Task material ▸
--*--
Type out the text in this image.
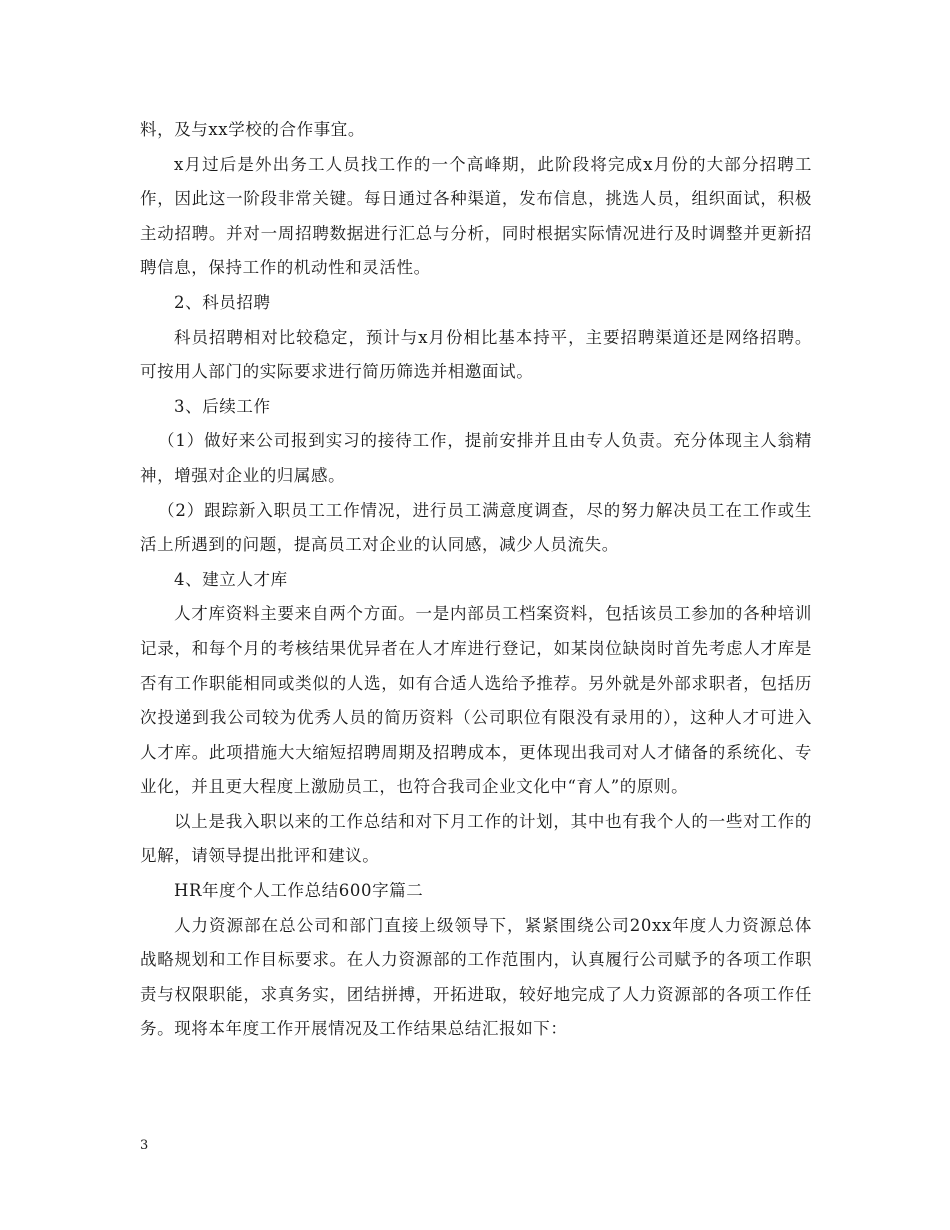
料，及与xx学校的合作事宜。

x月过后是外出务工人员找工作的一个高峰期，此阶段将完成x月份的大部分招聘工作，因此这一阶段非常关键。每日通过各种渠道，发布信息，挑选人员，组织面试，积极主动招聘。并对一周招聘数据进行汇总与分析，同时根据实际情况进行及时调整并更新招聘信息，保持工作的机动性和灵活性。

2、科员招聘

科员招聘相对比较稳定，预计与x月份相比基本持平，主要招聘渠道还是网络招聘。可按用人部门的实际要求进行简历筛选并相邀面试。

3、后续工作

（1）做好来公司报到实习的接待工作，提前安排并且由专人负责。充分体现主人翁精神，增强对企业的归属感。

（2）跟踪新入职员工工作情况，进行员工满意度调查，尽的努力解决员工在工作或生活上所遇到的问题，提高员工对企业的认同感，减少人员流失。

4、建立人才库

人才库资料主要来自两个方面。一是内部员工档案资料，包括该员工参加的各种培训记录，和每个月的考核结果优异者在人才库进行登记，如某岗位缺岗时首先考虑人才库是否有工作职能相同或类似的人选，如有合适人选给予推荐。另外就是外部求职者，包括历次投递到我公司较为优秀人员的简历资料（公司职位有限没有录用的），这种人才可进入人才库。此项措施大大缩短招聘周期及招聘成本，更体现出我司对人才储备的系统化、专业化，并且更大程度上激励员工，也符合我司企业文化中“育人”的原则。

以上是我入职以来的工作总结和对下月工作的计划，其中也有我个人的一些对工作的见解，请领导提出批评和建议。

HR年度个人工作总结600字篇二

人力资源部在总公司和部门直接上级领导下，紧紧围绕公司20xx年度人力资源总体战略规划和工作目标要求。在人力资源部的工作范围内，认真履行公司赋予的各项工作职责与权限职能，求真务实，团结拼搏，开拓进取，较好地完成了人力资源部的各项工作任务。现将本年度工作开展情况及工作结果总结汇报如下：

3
--*--
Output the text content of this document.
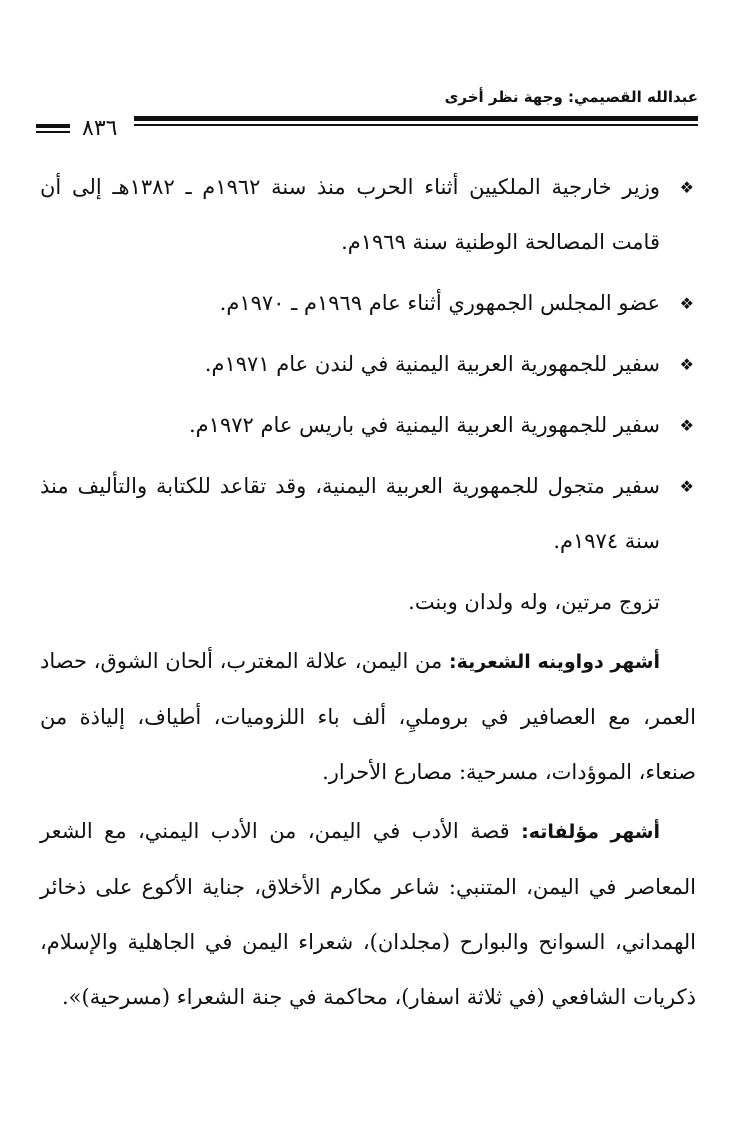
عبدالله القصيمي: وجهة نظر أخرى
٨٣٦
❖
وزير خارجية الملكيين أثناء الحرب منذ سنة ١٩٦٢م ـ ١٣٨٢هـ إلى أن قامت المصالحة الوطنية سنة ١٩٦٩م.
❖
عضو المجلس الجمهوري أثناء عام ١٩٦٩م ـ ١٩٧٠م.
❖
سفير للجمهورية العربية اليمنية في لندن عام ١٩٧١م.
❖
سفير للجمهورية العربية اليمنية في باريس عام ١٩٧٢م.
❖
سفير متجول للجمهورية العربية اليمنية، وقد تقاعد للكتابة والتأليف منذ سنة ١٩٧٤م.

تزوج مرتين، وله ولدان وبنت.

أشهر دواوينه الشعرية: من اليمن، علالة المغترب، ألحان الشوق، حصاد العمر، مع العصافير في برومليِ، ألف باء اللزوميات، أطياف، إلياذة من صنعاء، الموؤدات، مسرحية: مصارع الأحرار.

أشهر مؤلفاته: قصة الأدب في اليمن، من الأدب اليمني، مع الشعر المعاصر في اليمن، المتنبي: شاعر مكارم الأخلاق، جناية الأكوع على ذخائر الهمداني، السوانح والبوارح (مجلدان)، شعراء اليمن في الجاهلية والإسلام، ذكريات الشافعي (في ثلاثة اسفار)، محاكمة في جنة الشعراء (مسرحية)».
--*--
Written exercise ▸
Within the listing above, work out how many lines contain the string "اليمنية", and reply with that number only.

Response to the task ▸
3